### What you need to do
Output each entry exactly; skip nothing.

▬▬▬▬▬▬

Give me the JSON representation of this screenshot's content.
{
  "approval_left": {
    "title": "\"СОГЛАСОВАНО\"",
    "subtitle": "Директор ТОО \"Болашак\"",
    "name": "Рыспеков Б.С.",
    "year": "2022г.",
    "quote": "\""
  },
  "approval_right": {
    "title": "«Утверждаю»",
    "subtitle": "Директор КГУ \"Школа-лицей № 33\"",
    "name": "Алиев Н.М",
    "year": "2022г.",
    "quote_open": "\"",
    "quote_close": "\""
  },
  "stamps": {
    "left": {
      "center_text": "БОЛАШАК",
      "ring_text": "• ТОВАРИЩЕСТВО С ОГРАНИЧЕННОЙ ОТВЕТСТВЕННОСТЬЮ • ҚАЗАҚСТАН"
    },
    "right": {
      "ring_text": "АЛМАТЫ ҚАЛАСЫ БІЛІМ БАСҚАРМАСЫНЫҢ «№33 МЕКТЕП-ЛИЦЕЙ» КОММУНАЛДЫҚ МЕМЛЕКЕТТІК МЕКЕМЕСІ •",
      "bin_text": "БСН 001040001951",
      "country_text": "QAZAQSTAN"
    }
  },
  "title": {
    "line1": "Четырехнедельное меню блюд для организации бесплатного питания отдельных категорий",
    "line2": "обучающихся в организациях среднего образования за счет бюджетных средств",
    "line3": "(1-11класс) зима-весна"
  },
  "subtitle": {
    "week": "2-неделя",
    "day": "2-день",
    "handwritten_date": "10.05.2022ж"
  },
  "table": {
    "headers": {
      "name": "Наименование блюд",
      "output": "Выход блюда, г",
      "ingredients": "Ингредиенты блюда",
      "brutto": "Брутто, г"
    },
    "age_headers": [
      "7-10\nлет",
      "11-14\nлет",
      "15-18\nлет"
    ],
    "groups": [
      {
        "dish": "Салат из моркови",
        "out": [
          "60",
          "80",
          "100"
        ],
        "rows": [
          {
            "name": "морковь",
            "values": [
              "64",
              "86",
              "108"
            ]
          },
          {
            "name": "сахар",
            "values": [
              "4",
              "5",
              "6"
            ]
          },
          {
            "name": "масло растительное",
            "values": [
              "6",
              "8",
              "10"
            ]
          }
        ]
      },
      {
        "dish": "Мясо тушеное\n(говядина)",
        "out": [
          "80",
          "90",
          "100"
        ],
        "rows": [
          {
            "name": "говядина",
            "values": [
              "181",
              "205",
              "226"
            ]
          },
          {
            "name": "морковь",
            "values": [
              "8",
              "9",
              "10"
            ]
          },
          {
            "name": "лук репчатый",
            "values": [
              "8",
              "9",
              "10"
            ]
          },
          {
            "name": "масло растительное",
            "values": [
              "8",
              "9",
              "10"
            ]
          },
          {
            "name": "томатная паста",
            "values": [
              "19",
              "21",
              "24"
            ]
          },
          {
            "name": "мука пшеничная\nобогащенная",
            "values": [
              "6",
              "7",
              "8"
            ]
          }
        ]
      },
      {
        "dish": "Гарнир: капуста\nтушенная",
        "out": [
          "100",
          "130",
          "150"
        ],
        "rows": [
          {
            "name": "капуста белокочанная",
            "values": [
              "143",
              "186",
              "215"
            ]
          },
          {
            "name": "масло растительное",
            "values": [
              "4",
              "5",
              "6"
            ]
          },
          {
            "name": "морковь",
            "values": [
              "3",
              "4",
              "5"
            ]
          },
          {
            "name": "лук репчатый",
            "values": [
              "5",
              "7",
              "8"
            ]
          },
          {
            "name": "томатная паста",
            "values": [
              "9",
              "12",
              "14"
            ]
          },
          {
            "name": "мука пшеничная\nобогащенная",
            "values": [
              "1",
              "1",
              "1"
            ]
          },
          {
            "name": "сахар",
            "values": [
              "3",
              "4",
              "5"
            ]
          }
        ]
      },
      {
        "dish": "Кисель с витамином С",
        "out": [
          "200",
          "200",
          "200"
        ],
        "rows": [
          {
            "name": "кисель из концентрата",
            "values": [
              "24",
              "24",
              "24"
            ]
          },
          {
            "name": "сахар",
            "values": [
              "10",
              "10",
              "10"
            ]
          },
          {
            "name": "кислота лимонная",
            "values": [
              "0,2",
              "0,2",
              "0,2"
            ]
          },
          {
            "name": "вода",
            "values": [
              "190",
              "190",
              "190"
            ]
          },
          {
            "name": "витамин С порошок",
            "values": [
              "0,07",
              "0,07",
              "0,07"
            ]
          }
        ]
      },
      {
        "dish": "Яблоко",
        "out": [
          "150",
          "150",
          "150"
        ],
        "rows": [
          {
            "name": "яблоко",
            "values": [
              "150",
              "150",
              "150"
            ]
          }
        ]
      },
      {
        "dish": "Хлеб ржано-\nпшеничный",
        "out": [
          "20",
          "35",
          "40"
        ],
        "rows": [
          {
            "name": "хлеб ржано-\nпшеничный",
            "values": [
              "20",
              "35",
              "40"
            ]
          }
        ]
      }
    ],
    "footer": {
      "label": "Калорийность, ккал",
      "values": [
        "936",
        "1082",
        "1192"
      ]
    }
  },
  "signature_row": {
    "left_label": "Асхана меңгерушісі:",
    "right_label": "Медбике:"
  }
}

▬▬▬▬▬▬

### Response
Give me the JSON representation of this screenshot's content.
{
  "approval_left": {
    "title": "\"СОГЛАСОВАНО\"",
    "subtitle": "Директор ТОО \"Болашак\"",
    "name": "Рыспеков Б.С.",
    "year": "2022г.",
    "quote": "\""
  },
  "approval_right": {
    "title": "«Утверждаю»",
    "subtitle": "Директор КГУ \"Школа-лицей № 33\"",
    "name": "Алиев Н.М",
    "year": "2022г.",
    "quote_open": "\"",
    "quote_close": "\""
  },
  "stamps": {
    "left": {
      "center_text": "БОЛАШАК",
      "ring_text": "• ТОВАРИЩЕСТВО С ОГРАНИЧЕННОЙ ОТВЕТСТВЕННОСТЬЮ • ҚАЗАҚСТАН"
    },
    "right": {
      "ring_text": "АЛМАТЫ ҚАЛАСЫ БІЛІМ БАСҚАРМАСЫНЫҢ «№33 МЕКТЕП-ЛИЦЕЙ» КОММУНАЛДЫҚ МЕМЛЕКЕТТІК МЕКЕМЕСІ •",
      "bin_text": "БСН 001040001951",
      "country_text": "QAZAQSTAN"
    }
  },
  "title": {
    "line1": "Четырехнедельное меню блюд для организации бесплатного питания отдельных категорий",
    "line2": "обучающихся в организациях среднего образования за счет бюджетных средств",
    "line3": "(1-11класс) зима-весна"
  },
  "subtitle": {
    "week": "2-неделя",
    "day": "2-день",
    "handwritten_date": "10.05.2022ж"
  },
  "table": {
    "headers": {
      "name": "Наименование блюд",
      "output": "Выход блюда, г",
      "ingredients": "Ингредиенты блюда",
      "brutto": "Брутто, г"
    },
    "age_headers": [
      "7-10\nлет",
      "11-14\nлет",
      "15-18\nлет"
    ],
    "groups": [
      {
        "dish": "Салат из моркови",
        "out": [
          "60",
          "80",
          "100"
        ],
        "rows": [
          {
            "name": "морковь",
            "values": [
              "64",
              "86",
              "108"
            ]
          },
          {
            "name": "сахар",
            "values": [
              "4",
              "5",
              "6"
            ]
          },
          {
            "name": "масло растительное",
            "values": [
              "6",
              "8",
              "10"
            ]
          }
        ]
      },
      {
        "dish": "Мясо тушеное\n(говядина)",
        "out": [
          "80",
          "90",
          "100"
        ],
        "rows": [
          {
            "name": "говядина",
            "values": [
              "181",
              "205",
              "226"
            ]
          },
          {
            "name": "морковь",
            "values": [
              "8",
              "9",
              "10"
            ]
          },
          {
            "name": "лук репчатый",
            "values": [
              "8",
              "9",
              "10"
            ]
          },
          {
            "name": "масло растительное",
            "values": [
              "8",
              "9",
              "10"
            ]
          },
          {
            "name": "томатная паста",
            "values": [
              "19",
              "21",
              "24"
            ]
          },
          {
            "name": "мука пшеничная\nобогащенная",
            "values": [
              "6",
              "7",
              "8"
            ]
          }
        ]
      },
      {
        "dish": "Гарнир: капуста\nтушенная",
        "out": [
          "100",
          "130",
          "150"
        ],
        "rows": [
          {
            "name": "капуста белокочанная",
            "values": [
              "143",
              "186",
              "215"
            ]
          },
          {
            "name": "масло растительное",
            "values": [
              "4",
              "5",
              "6"
            ]
          },
          {
            "name": "морковь",
            "values": [
              "3",
              "4",
              "5"
            ]
          },
          {
            "name": "лук репчатый",
            "values": [
              "5",
              "7",
              "8"
            ]
          },
          {
            "name": "томатная паста",
            "values": [
              "9",
              "12",
              "14"
            ]
          },
          {
            "name": "мука пшеничная\nобогащенная",
            "values": [
              "1",
              "1",
              "1"
            ]
          },
          {
            "name": "сахар",
            "values": [
              "3",
              "4",
              "5"
            ]
          }
        ]
      },
      {
        "dish": "Кисель с витамином С",
        "out": [
          "200",
          "200",
          "200"
        ],
        "rows": [
          {
            "name": "кисель из концентрата",
            "values": [
              "24",
              "24",
              "24"
            ]
          },
          {
            "name": "сахар",
            "values": [
              "10",
              "10",
              "10"
            ]
          },
          {
            "name": "кислота лимонная",
            "values": [
              "0,2",
              "0,2",
              "0,2"
            ]
          },
          {
            "name": "вода",
            "values": [
              "190",
              "190",
              "190"
            ]
          },
          {
            "name": "витамин С порошок",
            "values": [
              "0,07",
              "0,07",
              "0,07"
            ]
          }
        ]
      },
      {
        "dish": "Яблоко",
        "out": [
          "150",
          "150",
          "150"
        ],
        "rows": [
          {
            "name": "яблоко",
            "values": [
              "150",
              "150",
              "150"
            ]
          }
        ]
      },
      {
        "dish": "Хлеб ржано-\nпшеничный",
        "out": [
          "20",
          "35",
          "40"
        ],
        "rows": [
          {
            "name": "хлеб ржано-\nпшеничный",
            "values": [
              "20",
              "35",
              "40"
            ]
          }
        ]
      }
    ],
    "footer": {
      "label": "Калорийность, ккал",
      "values": [
        "936",
        "1082",
        "1192"
      ]
    }
  },
  "signature_row": {
    "left_label": "Асхана меңгерушісі:",
    "right_label": "Медбике:"
  }
}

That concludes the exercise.